• SOURCE RECORDS
■ ■ ■ ■ ■

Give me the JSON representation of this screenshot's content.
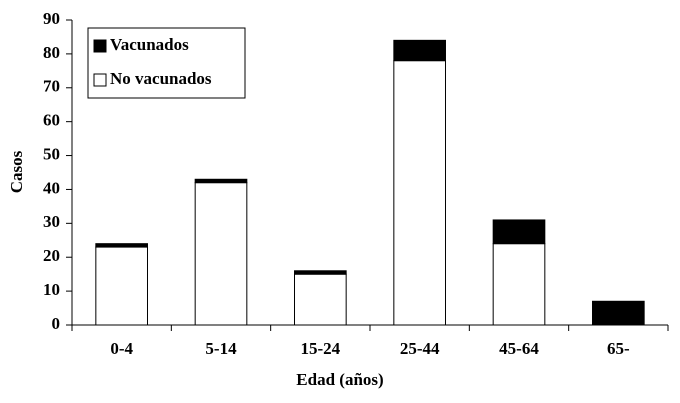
{
  "chart_data": {
    "type": "stacked_bar",
    "xlabel": "Edad (años)",
    "ylabel": "Casos",
    "categories": [
      "0-4",
      "5-14",
      "15-24",
      "25-44",
      "45-64",
      "65-"
    ],
    "series": [
      {
        "name": "Vacunados",
        "color": "#000000",
        "values": [
          1,
          1,
          1,
          6,
          7,
          7
        ]
      },
      {
        "name": "No vacunados",
        "color": "#ffffff",
        "values": [
          23,
          42,
          15,
          78,
          24,
          0
        ]
      }
    ],
    "ylim": [
      0,
      90
    ],
    "yticks": [
      0,
      10,
      20,
      30,
      40,
      50,
      60,
      70,
      80,
      90
    ],
    "grid": false,
    "legend": "upper left"
  }
}
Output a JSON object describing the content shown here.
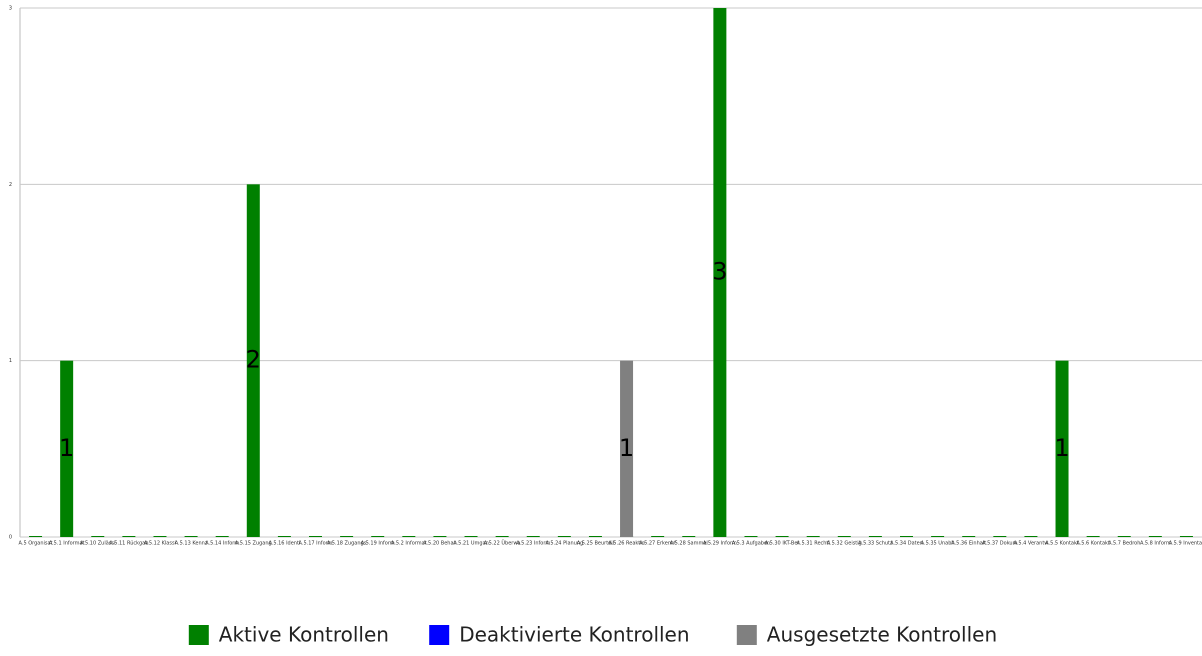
{
  "chart_data": {
    "type": "bar",
    "categories": [
      "A.5 Organisat",
      "A.5.1 Informat",
      "A.5.10 Zulässi",
      "A.5.11 Rückgab",
      "A.5.12 Klassi",
      "A.5.13 Kennz",
      "A.5.14 Inform",
      "A.5.15 Zugang",
      "A.5.16 Identi",
      "A.5.17 Inform",
      "A.5.18 Zugangs",
      "A.5.19 Inform",
      "A.5.2 Informat",
      "A.5.20 Behan",
      "A.5.21 Umgan",
      "A.5.22 Überwa",
      "A.5.23 Inform",
      "A.5.24 Planung",
      "A.5.25 Beurteil",
      "A.5.26 Reaktio",
      "A.5.27 Erkennt",
      "A.5.28 Sammel",
      "A.5.29 Inform",
      "A.5.3 Aufgaben",
      "A.5.30 IKT-Ber",
      "A.5.31 Rechtl",
      "A.5.32 Geistig",
      "A.5.33 Schutz",
      "A.5.34 Daten",
      "A.5.35 Unabh",
      "A.5.36 Einhalt",
      "A.5.37 Dokum",
      "A.5.4 Verantw",
      "A.5.5 Kontakt",
      "A.5.6 Kontakt",
      "A.5.7 Bedroh",
      "A.5.8 Inform",
      "A.5.9 Inventar"
    ],
    "series": [
      {
        "name": "Aktive Kontrollen",
        "color": "#008000",
        "values": [
          0,
          1,
          0,
          0,
          0,
          0,
          0,
          2,
          0,
          0,
          0,
          0,
          0,
          0,
          0,
          0,
          0,
          0,
          0,
          0,
          0,
          0,
          3,
          0,
          0,
          0,
          0,
          0,
          0,
          0,
          0,
          0,
          0,
          1,
          0,
          0,
          0,
          0
        ]
      },
      {
        "name": "Deaktivierte Kontrollen",
        "color": "#0000ff",
        "values": [
          0,
          0,
          0,
          0,
          0,
          0,
          0,
          0,
          0,
          0,
          0,
          0,
          0,
          0,
          0,
          0,
          0,
          0,
          0,
          0,
          0,
          0,
          0,
          0,
          0,
          0,
          0,
          0,
          0,
          0,
          0,
          0,
          0,
          0,
          0,
          0,
          0,
          0
        ]
      },
      {
        "name": "Ausgesetzte Kontrollen",
        "color": "#808080",
        "values": [
          0,
          0,
          0,
          0,
          0,
          0,
          0,
          0,
          0,
          0,
          0,
          0,
          0,
          0,
          0,
          0,
          0,
          0,
          0,
          1,
          0,
          0,
          0,
          0,
          0,
          0,
          0,
          0,
          0,
          0,
          0,
          0,
          0,
          0,
          0,
          0,
          0,
          0
        ]
      }
    ],
    "ylim": [
      0,
      3
    ],
    "yticks": [
      0,
      1,
      2,
      3
    ],
    "grid": true,
    "legend": "bottom"
  }
}
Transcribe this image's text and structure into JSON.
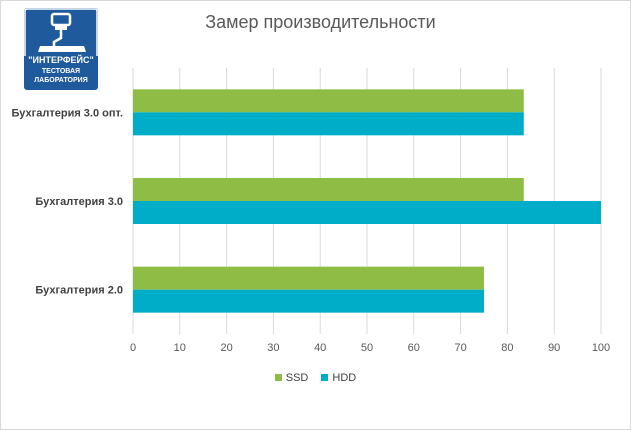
{
  "logo": {
    "name": "\"ИНТЕРФЕЙС\"",
    "sub_line1": "ТЕСТОВАЯ",
    "sub_line2": "ЛАБОРАТОРИЯ",
    "color": "#1f5a9c"
  },
  "chart_data": {
    "type": "bar",
    "orientation": "horizontal",
    "title": "Замер производительности",
    "categories": [
      "Бухгалтерия 3.0 опт.",
      "Бухгалтерия 3.0",
      "Бухгалтерия 2.0"
    ],
    "series": [
      {
        "name": "SSD",
        "color": "#8fbc44",
        "values": [
          83.5,
          83.5,
          75
        ]
      },
      {
        "name": "HDD",
        "color": "#00adc8",
        "values": [
          83.5,
          100,
          75
        ]
      }
    ],
    "xlim": [
      0,
      100
    ],
    "xticks": [
      0,
      10,
      20,
      30,
      40,
      50,
      60,
      70,
      80,
      90,
      100
    ],
    "grid": true,
    "legend": "bottom"
  }
}
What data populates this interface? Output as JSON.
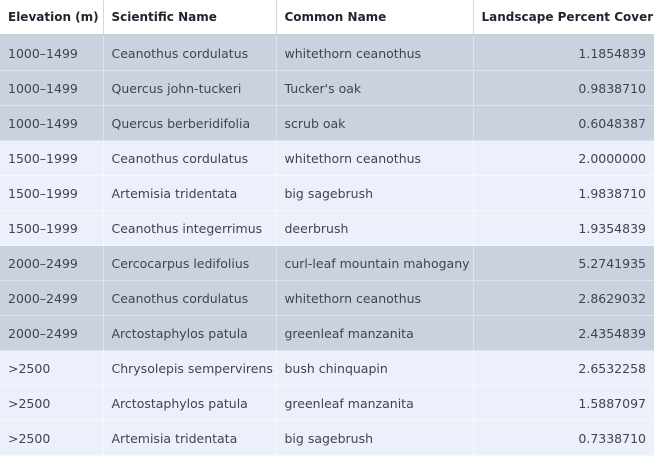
{
  "table": {
    "headers": [
      "Elevation (m)",
      "Scientific Name",
      "Common Name",
      "Landscape Percent Cover"
    ],
    "rows": [
      {
        "band": "a",
        "cells": [
          "1000–1499",
          "Ceanothus cordulatus",
          "whitethorn ceanothus",
          "1.1854839"
        ]
      },
      {
        "band": "a",
        "cells": [
          "1000–1499",
          "Quercus john-tuckeri",
          "Tucker's oak",
          "0.9838710"
        ]
      },
      {
        "band": "a",
        "cells": [
          "1000–1499",
          "Quercus berberidifolia",
          "scrub oak",
          "0.6048387"
        ]
      },
      {
        "band": "b",
        "cells": [
          "1500–1999",
          "Ceanothus cordulatus",
          "whitethorn ceanothus",
          "2.0000000"
        ]
      },
      {
        "band": "b",
        "cells": [
          "1500–1999",
          "Artemisia tridentata",
          "big sagebrush",
          "1.9838710"
        ]
      },
      {
        "band": "b",
        "cells": [
          "1500–1999",
          "Ceanothus integerrimus",
          "deerbrush",
          "1.9354839"
        ]
      },
      {
        "band": "a",
        "cells": [
          "2000–2499",
          "Cercocarpus ledifolius",
          "curl-leaf mountain mahogany",
          "5.2741935"
        ]
      },
      {
        "band": "a",
        "cells": [
          "2000–2499",
          "Ceanothus cordulatus",
          "whitethorn ceanothus",
          "2.8629032"
        ]
      },
      {
        "band": "a",
        "cells": [
          "2000–2499",
          "Arctostaphylos patula",
          "greenleaf manzanita",
          "2.4354839"
        ]
      },
      {
        "band": "b",
        "cells": [
          ">2500",
          "Chrysolepis sempervirens",
          "bush chinquapin",
          "2.6532258"
        ]
      },
      {
        "band": "b",
        "cells": [
          ">2500",
          "Arctostaphylos patula",
          "greenleaf manzanita",
          "1.5887097"
        ]
      },
      {
        "band": "b",
        "cells": [
          ">2500",
          "Artemisia tridentata",
          "big sagebrush",
          "0.7338710"
        ]
      }
    ]
  },
  "colors": {
    "band_a": "#cbd2df",
    "band_b": "#ebf0fa",
    "header_bg": "#ffffff",
    "text": "#3f4550"
  }
}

■ ■ ■ ■ ■

• INSTRUCTION
Write out the listing word for word, omitting the pictures it holds.

• TASK RESPONSE
Give me the JSON representation of this screenshot's content.
{
  "chart_data": {
    "type": "stacked_bar",
    "xlabel": "Edad (años)",
    "ylabel": "Casos",
    "categories": [
      "0-4",
      "5-14",
      "15-24",
      "25-44",
      "45-64",
      "65-"
    ],
    "series": [
      {
        "name": "Vacunados",
        "color": "#000000",
        "values": [
          1,
          1,
          1,
          6,
          7,
          7
        ]
      },
      {
        "name": "No vacunados",
        "color": "#ffffff",
        "values": [
          23,
          42,
          15,
          78,
          24,
          0
        ]
      }
    ],
    "ylim": [
      0,
      90
    ],
    "yticks": [
      0,
      10,
      20,
      30,
      40,
      50,
      60,
      70,
      80,
      90
    ],
    "grid": false,
    "legend": "upper left"
  }
}
Output a JSON object describing the content shown here.
{
  "chart_data": {
    "type": "bar",
    "categories": [
      "A.5 Organisat",
      "A.5.1 Informat",
      "A.5.10 Zulässi",
      "A.5.11 Rückgab",
      "A.5.12 Klassi",
      "A.5.13 Kennz",
      "A.5.14 Inform",
      "A.5.15 Zugang",
      "A.5.16 Identi",
      "A.5.17 Inform",
      "A.5.18 Zugangs",
      "A.5.19 Inform",
      "A.5.2 Informat",
      "A.5.20 Behan",
      "A.5.21 Umgan",
      "A.5.22 Überwa",
      "A.5.23 Inform",
      "A.5.24 Planung",
      "A.5.25 Beurteil",
      "A.5.26 Reaktio",
      "A.5.27 Erkennt",
      "A.5.28 Sammel",
      "A.5.29 Inform",
      "A.5.3 Aufgaben",
      "A.5.30 IKT-Ber",
      "A.5.31 Rechtl",
      "A.5.32 Geistig",
      "A.5.33 Schutz",
      "A.5.34 Daten",
      "A.5.35 Unabh",
      "A.5.36 Einhalt",
      "A.5.37 Dokum",
      "A.5.4 Verantw",
      "A.5.5 Kontakt",
      "A.5.6 Kontakt",
      "A.5.7 Bedroh",
      "A.5.8 Inform",
      "A.5.9 Inventar"
    ],
    "series": [
      {
        "name": "Aktive Kontrollen",
        "color": "#008000",
        "values": [
          0,
          1,
          0,
          0,
          0,
          0,
          0,
          2,
          0,
          0,
          0,
          0,
          0,
          0,
          0,
          0,
          0,
          0,
          0,
          0,
          0,
          0,
          3,
          0,
          0,
          0,
          0,
          0,
          0,
          0,
          0,
          0,
          0,
          1,
          0,
          0,
          0,
          0
        ]
      },
      {
        "name": "Deaktivierte Kontrollen",
        "color": "#0000ff",
        "values": [
          0,
          0,
          0,
          0,
          0,
          0,
          0,
          0,
          0,
          0,
          0,
          0,
          0,
          0,
          0,
          0,
          0,
          0,
          0,
          0,
          0,
          0,
          0,
          0,
          0,
          0,
          0,
          0,
          0,
          0,
          0,
          0,
          0,
          0,
          0,
          0,
          0,
          0
        ]
      },
      {
        "name": "Ausgesetzte Kontrollen",
        "color": "#808080",
        "values": [
          0,
          0,
          0,
          0,
          0,
          0,
          0,
          0,
          0,
          0,
          0,
          0,
          0,
          0,
          0,
          0,
          0,
          0,
          0,
          1,
          0,
          0,
          0,
          0,
          0,
          0,
          0,
          0,
          0,
          0,
          0,
          0,
          0,
          0,
          0,
          0,
          0,
          0
        ]
      }
    ],
    "ylim": [
      0,
      3
    ],
    "yticks": [
      0,
      1,
      2,
      3
    ],
    "grid": true,
    "legend": "bottom"
  }
}
Transcribe this image's text and structure into JSON.
{
  "logo": {
    "name": "\"ИНТЕРФЕЙС\"",
    "sub_line1": "ТЕСТОВАЯ",
    "sub_line2": "ЛАБОРАТОРИЯ",
    "color": "#1f5a9c"
  },
  "chart_data": {
    "type": "bar",
    "orientation": "horizontal",
    "title": "Замер производительности",
    "categories": [
      "Бухгалтерия 3.0 опт.",
      "Бухгалтерия 3.0",
      "Бухгалтерия 2.0"
    ],
    "series": [
      {
        "name": "SSD",
        "color": "#8fbc44",
        "values": [
          83.5,
          83.5,
          75
        ]
      },
      {
        "name": "HDD",
        "color": "#00adc8",
        "values": [
          83.5,
          100,
          75
        ]
      }
    ],
    "xlim": [
      0,
      100
    ],
    "xticks": [
      0,
      10,
      20,
      30,
      40,
      50,
      60,
      70,
      80,
      90,
      100
    ],
    "grid": true,
    "legend": "bottom"
  }
}
What data populates this interface? Output as JSON.
{
  "table": {
    "headers": [
      "Elevation (m)",
      "Scientific Name",
      "Common Name",
      "Landscape Percent Cover"
    ],
    "rows": [
      {
        "band": "a",
        "cells": [
          "1000–1499",
          "Ceanothus cordulatus",
          "whitethorn ceanothus",
          "1.1854839"
        ]
      },
      {
        "band": "a",
        "cells": [
          "1000–1499",
          "Quercus john-tuckeri",
          "Tucker's oak",
          "0.9838710"
        ]
      },
      {
        "band": "a",
        "cells": [
          "1000–1499",
          "Quercus berberidifolia",
          "scrub oak",
          "0.6048387"
        ]
      },
      {
        "band": "b",
        "cells": [
          "1500–1999",
          "Ceanothus cordulatus",
          "whitethorn ceanothus",
          "2.0000000"
        ]
      },
      {
        "band": "b",
        "cells": [
          "1500–1999",
          "Artemisia tridentata",
          "big sagebrush",
          "1.9838710"
        ]
      },
      {
        "band": "b",
        "cells": [
          "1500–1999",
          "Ceanothus integerrimus",
          "deerbrush",
          "1.9354839"
        ]
      },
      {
        "band": "a",
        "cells": [
          "2000–2499",
          "Cercocarpus ledifolius",
          "curl-leaf mountain mahogany",
          "5.2741935"
        ]
      },
      {
        "band": "a",
        "cells": [
          "2000–2499",
          "Ceanothus cordulatus",
          "whitethorn ceanothus",
          "2.8629032"
        ]
      },
      {
        "band": "a",
        "cells": [
          "2000–2499",
          "Arctostaphylos patula",
          "greenleaf manzanita",
          "2.4354839"
        ]
      },
      {
        "band": "b",
        "cells": [
          ">2500",
          "Chrysolepis sempervirens",
          "bush chinquapin",
          "2.6532258"
        ]
      },
      {
        "band": "b",
        "cells": [
          ">2500",
          "Arctostaphylos patula",
          "greenleaf manzanita",
          "1.5887097"
        ]
      },
      {
        "band": "b",
        "cells": [
          ">2500",
          "Artemisia tridentata",
          "big sagebrush",
          "0.7338710"
        ]
      }
    ]
  },
  "colors": {
    "band_a": "#cbd2df",
    "band_b": "#ebf0fa",
    "header_bg": "#ffffff",
    "text": "#3f4550"
  }
}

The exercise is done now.